>>>
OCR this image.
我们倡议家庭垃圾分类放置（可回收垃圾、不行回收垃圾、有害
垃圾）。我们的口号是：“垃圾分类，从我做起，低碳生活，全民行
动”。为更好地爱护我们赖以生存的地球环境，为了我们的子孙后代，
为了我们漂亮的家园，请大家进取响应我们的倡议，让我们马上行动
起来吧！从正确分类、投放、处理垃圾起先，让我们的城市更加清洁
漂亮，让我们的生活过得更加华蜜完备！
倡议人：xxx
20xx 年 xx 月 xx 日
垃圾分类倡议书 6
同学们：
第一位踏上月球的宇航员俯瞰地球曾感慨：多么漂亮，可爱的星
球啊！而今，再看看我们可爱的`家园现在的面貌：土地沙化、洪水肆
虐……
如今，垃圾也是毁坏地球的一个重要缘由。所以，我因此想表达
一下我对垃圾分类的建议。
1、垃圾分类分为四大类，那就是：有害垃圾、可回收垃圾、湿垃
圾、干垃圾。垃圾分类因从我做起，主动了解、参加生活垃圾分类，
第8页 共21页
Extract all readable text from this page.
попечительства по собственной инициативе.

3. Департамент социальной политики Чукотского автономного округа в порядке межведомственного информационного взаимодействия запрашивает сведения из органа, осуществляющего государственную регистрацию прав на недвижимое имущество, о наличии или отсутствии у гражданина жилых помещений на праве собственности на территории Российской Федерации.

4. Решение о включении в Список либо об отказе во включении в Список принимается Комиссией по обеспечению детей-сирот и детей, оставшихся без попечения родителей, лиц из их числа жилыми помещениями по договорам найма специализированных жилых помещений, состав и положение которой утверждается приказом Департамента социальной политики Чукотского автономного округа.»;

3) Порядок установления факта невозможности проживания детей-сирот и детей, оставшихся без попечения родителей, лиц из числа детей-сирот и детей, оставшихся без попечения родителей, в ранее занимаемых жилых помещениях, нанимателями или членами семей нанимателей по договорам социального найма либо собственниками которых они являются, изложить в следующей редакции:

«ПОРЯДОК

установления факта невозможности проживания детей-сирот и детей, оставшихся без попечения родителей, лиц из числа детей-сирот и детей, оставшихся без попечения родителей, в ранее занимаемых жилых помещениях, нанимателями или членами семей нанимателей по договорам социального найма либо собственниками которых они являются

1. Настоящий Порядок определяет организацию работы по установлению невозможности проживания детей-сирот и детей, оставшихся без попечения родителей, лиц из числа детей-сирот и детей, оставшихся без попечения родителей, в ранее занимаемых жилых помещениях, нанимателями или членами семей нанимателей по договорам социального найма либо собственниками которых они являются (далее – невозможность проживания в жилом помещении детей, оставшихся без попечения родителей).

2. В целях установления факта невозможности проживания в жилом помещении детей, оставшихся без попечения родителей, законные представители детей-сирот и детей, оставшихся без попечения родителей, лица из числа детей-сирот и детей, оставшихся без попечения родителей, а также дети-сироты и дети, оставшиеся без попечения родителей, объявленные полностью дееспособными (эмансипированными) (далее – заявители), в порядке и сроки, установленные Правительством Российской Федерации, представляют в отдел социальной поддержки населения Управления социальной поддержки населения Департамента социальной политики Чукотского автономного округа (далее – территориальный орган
<<<
◆ Exercise
Reproduce all of the records exactly.

◆ Output for this task
OCR this image.
我们倡议家庭垃圾分类放置（可回收垃圾、不行回收垃圾、有害
垃圾）。我们的口号是：“垃圾分类，从我做起，低碳生活，全民行
动”。为更好地爱护我们赖以生存的地球环境，为了我们的子孙后代，
为了我们漂亮的家园，请大家进取响应我们的倡议，让我们马上行动
起来吧！从正确分类、投放、处理垃圾起先，让我们的城市更加清洁
漂亮，让我们的生活过得更加华蜜完备！
倡议人：xxx
20xx 年 xx 月 xx 日
垃圾分类倡议书 6
同学们：
第一位踏上月球的宇航员俯瞰地球曾感慨：多么漂亮，可爱的星
球啊！而今，再看看我们可爱的`家园现在的面貌：土地沙化、洪水肆
虐……
如今，垃圾也是毁坏地球的一个重要缘由。所以，我因此想表达
一下我对垃圾分类的建议。
1、垃圾分类分为四大类，那就是：有害垃圾、可回收垃圾、湿垃
圾、干垃圾。垃圾分类因从我做起，主动了解、参加生活垃圾分类，
第8页 共21页
Extract all readable text from this page.
попечительства по собственной инициативе.

3. Департамент социальной политики Чукотского автономного округа в порядке межведомственного информационного взаимодействия запрашивает сведения из органа, осуществляющего государственную регистрацию прав на недвижимое имущество, о наличии или отсутствии у гражданина жилых помещений на праве собственности на территории Российской Федерации.

4. Решение о включении в Список либо об отказе во включении в Список принимается Комиссией по обеспечению детей-сирот и детей, оставшихся без попечения родителей, лиц из их числа жилыми помещениями по договорам найма специализированных жилых помещений, состав и положение которой утверждается приказом Департамента социальной политики Чукотского автономного округа.»;

3) Порядок установления факта невозможности проживания детей-сирот и детей, оставшихся без попечения родителей, лиц из числа детей-сирот и детей, оставшихся без попечения родителей, в ранее занимаемых жилых помещениях, нанимателями или членами семей нанимателей по договорам социального найма либо собственниками которых они являются, изложить в следующей редакции:

«ПОРЯДОК

установления факта невозможности проживания детей-сирот и детей, оставшихся без попечения родителей, лиц из числа детей-сирот и детей, оставшихся без попечения родителей, в ранее занимаемых жилых помещениях, нанимателями или членами семей нанимателей по договорам социального найма либо собственниками которых они являются

1. Настоящий Порядок определяет организацию работы по установлению невозможности проживания детей-сирот и детей, оставшихся без попечения родителей, лиц из числа детей-сирот и детей, оставшихся без попечения родителей, в ранее занимаемых жилых помещениях, нанимателями или членами семей нанимателей по договорам социального найма либо собственниками которых они являются (далее – невозможность проживания в жилом помещении детей, оставшихся без попечения родителей).

2. В целях установления факта невозможности проживания в жилом помещении детей, оставшихся без попечения родителей, законные представители детей-сирот и детей, оставшихся без попечения родителей, лица из числа детей-сирот и детей, оставшихся без попечения родителей, а также дети-сироты и дети, оставшиеся без попечения родителей, объявленные полностью дееспособными (эмансипированными) (далее – заявители), в порядке и сроки, установленные Правительством Российской Федерации, представляют в отдел социальной поддержки населения Управления социальной поддержки населения Департамента социальной политики Чукотского автономного округа (далее – территориальный орган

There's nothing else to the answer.